| Brief |
Where a line of the listing below includes the word "λειτουργοῦσιν", reproduce that line.

| Records provided |
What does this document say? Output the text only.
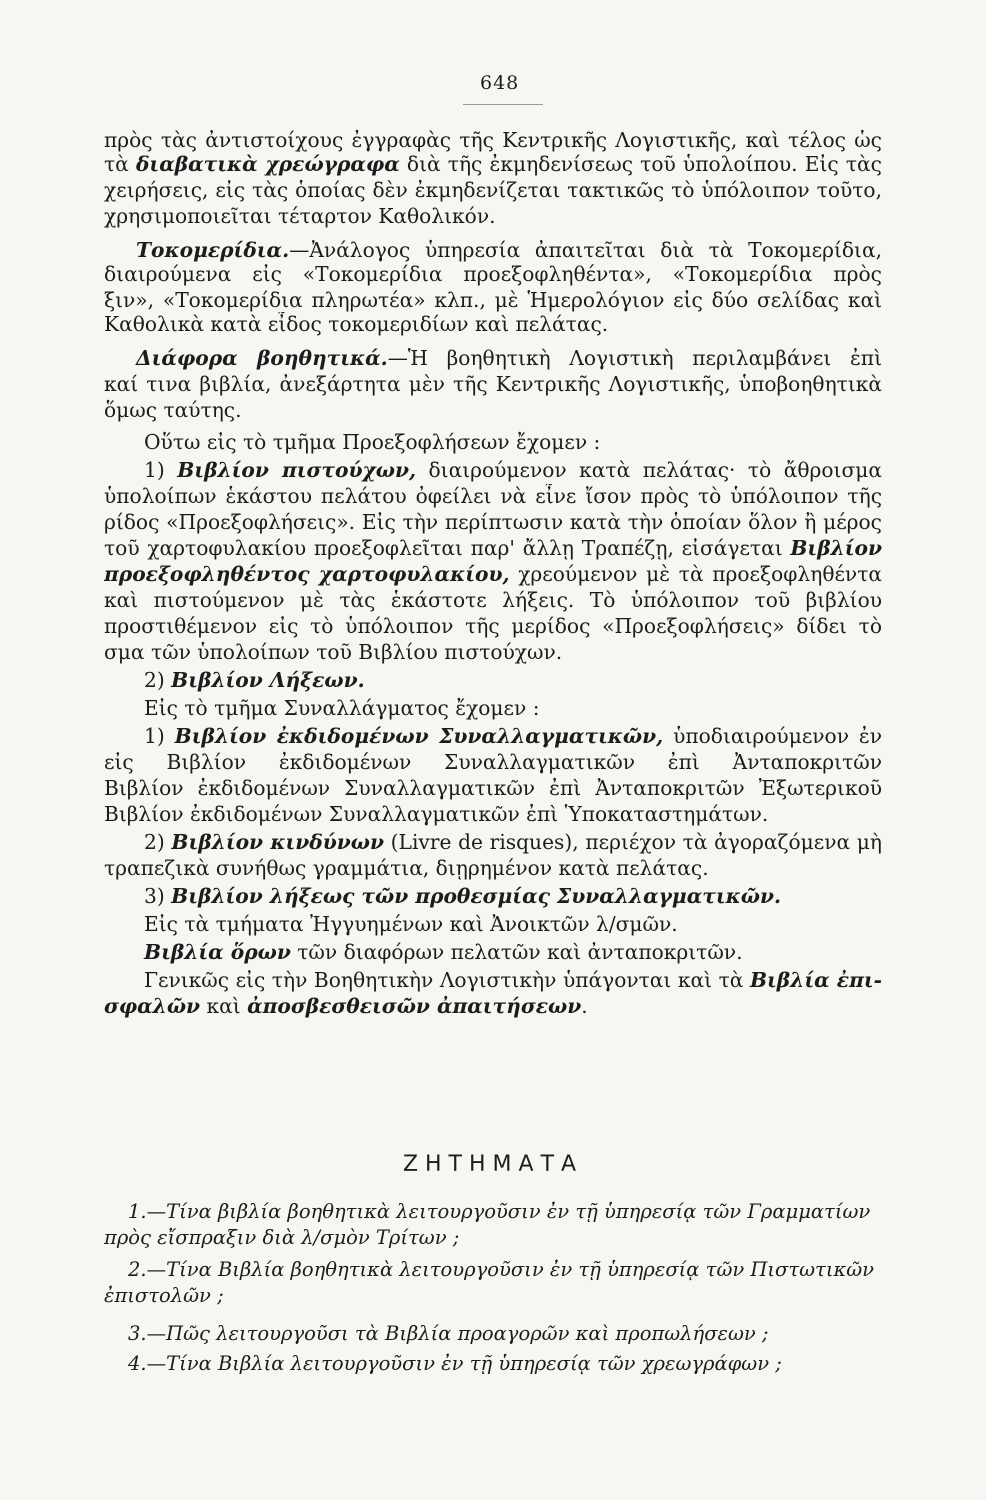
648
πρὸς τὰς ἀντιστοίχους ἐγγραφὰς τῆς Κεντρικῆς Λογιστικῆς, καὶ τέλος ὡς
τὰ διαβατικὰ χρεώγραφα διὰ τῆς ἐκμηδενίσεως τοῦ ὑπολοίπου. Εἰς τὰς
χειρήσεις, εἰς τὰς ὁποίας δὲν ἐκμηδενίζεται τακτικῶς τὸ ὑπόλοιπον τοῦτο,
χρησιμοποιεῖται τέταρτον Καθολικόν.
Τοκομερίδια.—Ἀνάλογος ὑπηρεσία ἀπαιτεῖται διὰ τὰ Τοκομερίδια,
διαιρούμενα εἰς «Τοκομερίδια προεξοφληθέντα», «Τοκομερίδια πρὸς
ξιν», «Τοκομερίδια πληρωτέα» κλπ., μὲ Ἡμερολόγιον εἰς δύο σελίδας καὶ
Καθολικὰ κατὰ εἶδος τοκομεριδίων καὶ πελάτας.
Διάφορα βοηθητικά.—Ἡ βοηθητικὴ Λογιστικὴ περιλαμβάνει ἐπὶ
καί τινα βιβλία, ἀνεξάρτητα μὲν τῆς Κεντρικῆς Λογιστικῆς, ὑποβοηθητικὰ
ὅμως ταύτης.
Οὕτω εἰς τὸ τμῆμα Προεξοφλήσεων ἔχομεν :
1) Βιβλίον πιστούχων, διαιρούμενον κατὰ πελάτας· τὸ ἄθροισμα
ὑπολοίπων ἑκάστου πελάτου ὀφείλει νὰ εἶνε ἴσον πρὸς τὸ ὑπόλοιπον τῆς
ρίδος «Προεξοφλήσεις». Εἰς τὴν περίπτωσιν κατὰ τὴν ὁποίαν ὅλον ἢ μέρος
τοῦ χαρτοφυλακίου προεξοφλεῖται παρ' ἄλλῃ Τραπέζῃ, εἰσάγεται Βιβλίον
προεξοφληθέντος χαρτοφυλακίου, χρεούμενον μὲ τὰ προεξοφληθέντα
καὶ πιστούμενον μὲ τὰς ἑκάστοτε λήξεις. Τὸ ὑπόλοιπον τοῦ βιβλίου
προστιθέμενον εἰς τὸ ὑπόλοιπον τῆς μερίδος «Προεξοφλήσεις» δίδει τὸ
σμα τῶν ὑπολοίπων τοῦ Βιβλίου πιστούχων.
2) Βιβλίον Λήξεων.
Εἰς τὸ τμῆμα Συναλλάγματος ἔχομεν :
1) Βιβλίον ἐκδιδομένων Συναλλαγματικῶν, ὑποδιαιρούμενον ἐν
εἰς Βιβλίον ἐκδιδομένων Συναλλαγματικῶν ἐπὶ Ἀνταποκριτῶν
Βιβλίον ἐκδιδομένων Συναλλαγματικῶν ἐπὶ Ἀνταποκριτῶν Ἐξωτερικοῦ
Βιβλίον ἐκδιδομένων Συναλλαγματικῶν ἐπὶ Ὑποκαταστημάτων.
2) Βιβλίον κινδύνων (Livre de risques), περιέχον τὰ ἀγοραζόμενα μὴ
τραπεζικὰ συνήθως γραμμάτια, διῃρημένον κατὰ πελάτας.
3) Βιβλίον λήξεως τῶν προθεσμίας Συναλλαγματικῶν.
Εἰς τὰ τμήματα Ἠγγυημένων καὶ Ἀνοικτῶν λ/σμῶν.
Βιβλία ὅρων τῶν διαφόρων πελατῶν καὶ ἀνταποκριτῶν.
Γενικῶς εἰς τὴν Βοηθητικὴν Λογιστικὴν ὑπάγονται καὶ τὰ Βιβλία ἐπι-
σφαλῶν καὶ ἀποσβεσθεισῶν ἀπαιτήσεων.
ΖΗΤΗΜΑΤΑ
1.—Τίνα βιβλία βοηθητικὰ λειτουργοῦσιν ἐν τῇ ὑπηρεσίᾳ τῶν Γραμματίων
πρὸς εἴσπραξιν διὰ λ/σμὸν Τρίτων ;
2.—Τίνα Βιβλία βοηθητικὰ λειτουργοῦσιν ἐν τῇ ὑπηρεσίᾳ τῶν Πιστωτικῶν
ἐπιστολῶν ;
3.—Πῶς λειτουργοῦσι τὰ Βιβλία προαγορῶν καὶ προπωλήσεων ;
4.—Τίνα Βιβλία λειτουργοῦσιν ἐν τῇ ὑπηρεσίᾳ τῶν χρεωγράφων ;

| Output for this exercise |
1.—Τίνα βιβλία βοηθητικὰ λειτουργοῦσιν ἐν τῇ ὑπηρεσίᾳ τῶν Γραμματίων
2.—Τίνα Βιβλία βοηθητικὰ λειτουργοῦσιν ἐν τῇ ὑπηρεσίᾳ τῶν Πιστωτικῶν
4.—Τίνα Βιβλία λειτουργοῦσιν ἐν τῇ ὑπηρεσίᾳ τῶν χρεωγράφων ;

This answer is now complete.